(Dataset records)
>> start
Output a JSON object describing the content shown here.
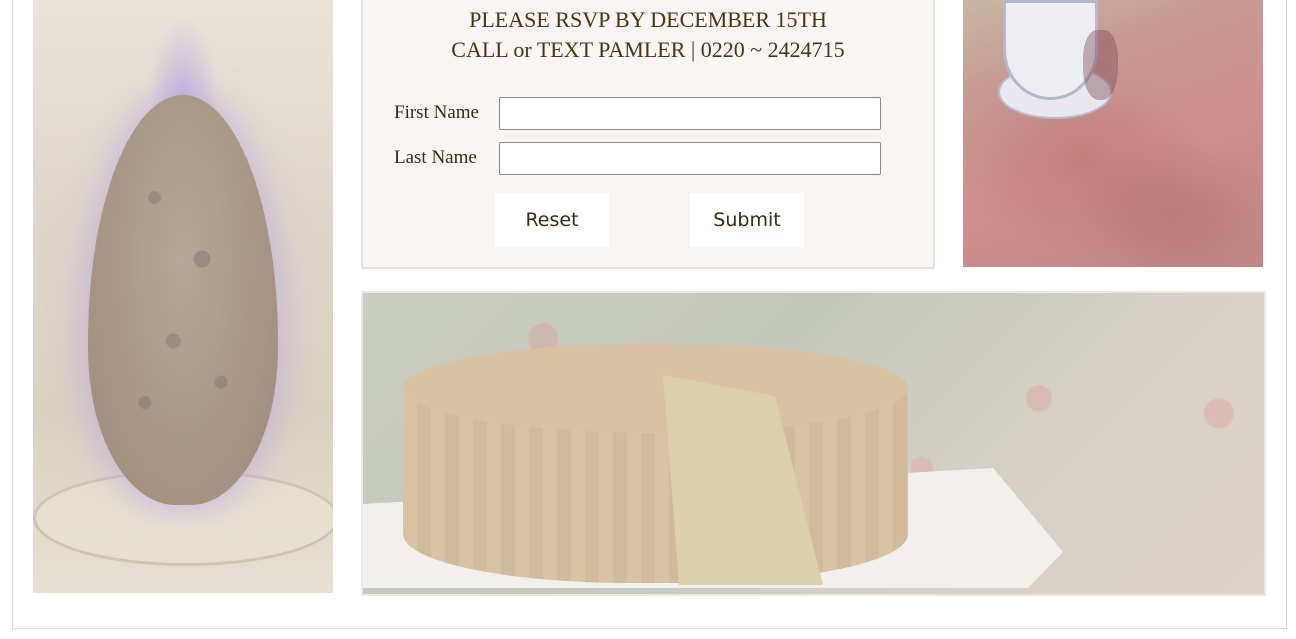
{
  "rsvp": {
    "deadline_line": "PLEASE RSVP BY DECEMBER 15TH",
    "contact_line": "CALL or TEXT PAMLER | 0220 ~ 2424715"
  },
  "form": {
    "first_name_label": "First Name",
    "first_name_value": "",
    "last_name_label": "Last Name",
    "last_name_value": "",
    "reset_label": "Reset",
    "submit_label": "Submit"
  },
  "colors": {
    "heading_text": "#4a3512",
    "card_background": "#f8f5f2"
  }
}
>> end
>> start
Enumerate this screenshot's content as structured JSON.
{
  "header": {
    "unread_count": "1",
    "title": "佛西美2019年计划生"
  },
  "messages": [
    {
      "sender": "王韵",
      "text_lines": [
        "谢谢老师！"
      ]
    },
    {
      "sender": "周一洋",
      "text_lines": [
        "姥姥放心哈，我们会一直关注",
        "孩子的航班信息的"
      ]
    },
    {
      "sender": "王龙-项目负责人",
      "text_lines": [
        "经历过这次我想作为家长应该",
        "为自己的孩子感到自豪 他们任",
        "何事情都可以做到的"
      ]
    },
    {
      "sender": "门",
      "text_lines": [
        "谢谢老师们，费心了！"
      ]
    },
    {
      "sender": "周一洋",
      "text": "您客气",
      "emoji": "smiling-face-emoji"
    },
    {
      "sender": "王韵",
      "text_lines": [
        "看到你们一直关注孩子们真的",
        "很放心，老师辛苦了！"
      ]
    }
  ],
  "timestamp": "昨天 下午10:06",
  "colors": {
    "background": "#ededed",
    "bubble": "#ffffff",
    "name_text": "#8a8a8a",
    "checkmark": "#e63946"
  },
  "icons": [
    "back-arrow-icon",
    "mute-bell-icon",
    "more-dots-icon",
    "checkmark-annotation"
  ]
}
>> end
>> start
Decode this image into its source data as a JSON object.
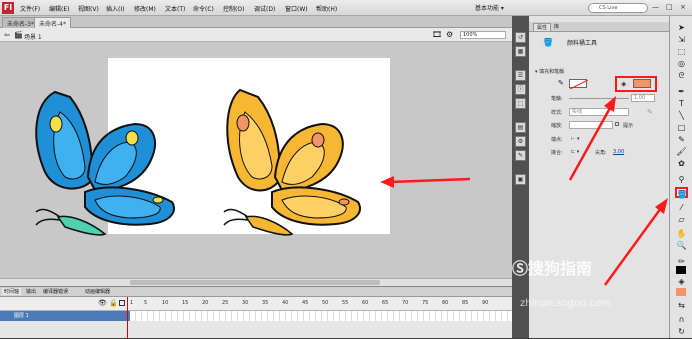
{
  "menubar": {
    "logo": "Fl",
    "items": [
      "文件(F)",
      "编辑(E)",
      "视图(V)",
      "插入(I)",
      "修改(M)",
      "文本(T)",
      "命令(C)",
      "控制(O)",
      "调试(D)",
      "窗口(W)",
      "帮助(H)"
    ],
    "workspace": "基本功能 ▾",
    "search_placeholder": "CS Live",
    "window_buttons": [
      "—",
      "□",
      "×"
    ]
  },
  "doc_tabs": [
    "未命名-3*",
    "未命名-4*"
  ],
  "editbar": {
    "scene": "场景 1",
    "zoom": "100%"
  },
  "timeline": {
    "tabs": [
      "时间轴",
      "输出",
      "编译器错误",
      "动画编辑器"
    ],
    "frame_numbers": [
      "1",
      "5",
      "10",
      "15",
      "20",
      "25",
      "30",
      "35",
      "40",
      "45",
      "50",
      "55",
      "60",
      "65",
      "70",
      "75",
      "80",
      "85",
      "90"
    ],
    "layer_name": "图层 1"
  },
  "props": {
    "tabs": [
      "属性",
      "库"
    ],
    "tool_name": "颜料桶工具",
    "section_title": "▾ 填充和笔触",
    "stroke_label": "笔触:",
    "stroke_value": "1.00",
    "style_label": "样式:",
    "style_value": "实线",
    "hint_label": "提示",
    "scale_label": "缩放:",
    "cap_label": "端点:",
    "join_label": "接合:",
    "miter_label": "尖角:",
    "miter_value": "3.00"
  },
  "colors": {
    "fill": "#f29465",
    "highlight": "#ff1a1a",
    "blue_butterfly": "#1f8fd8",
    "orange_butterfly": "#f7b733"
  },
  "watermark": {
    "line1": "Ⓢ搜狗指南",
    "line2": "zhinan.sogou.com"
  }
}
>> end
### Problem requirements
Your task is to list each line of the records with the word "JSON".

### Expected answer
Output a JSON object describing the content shown here.
Enumerate this screenshot's content as structured JSON.
Decode this image into its source data as a JSON object.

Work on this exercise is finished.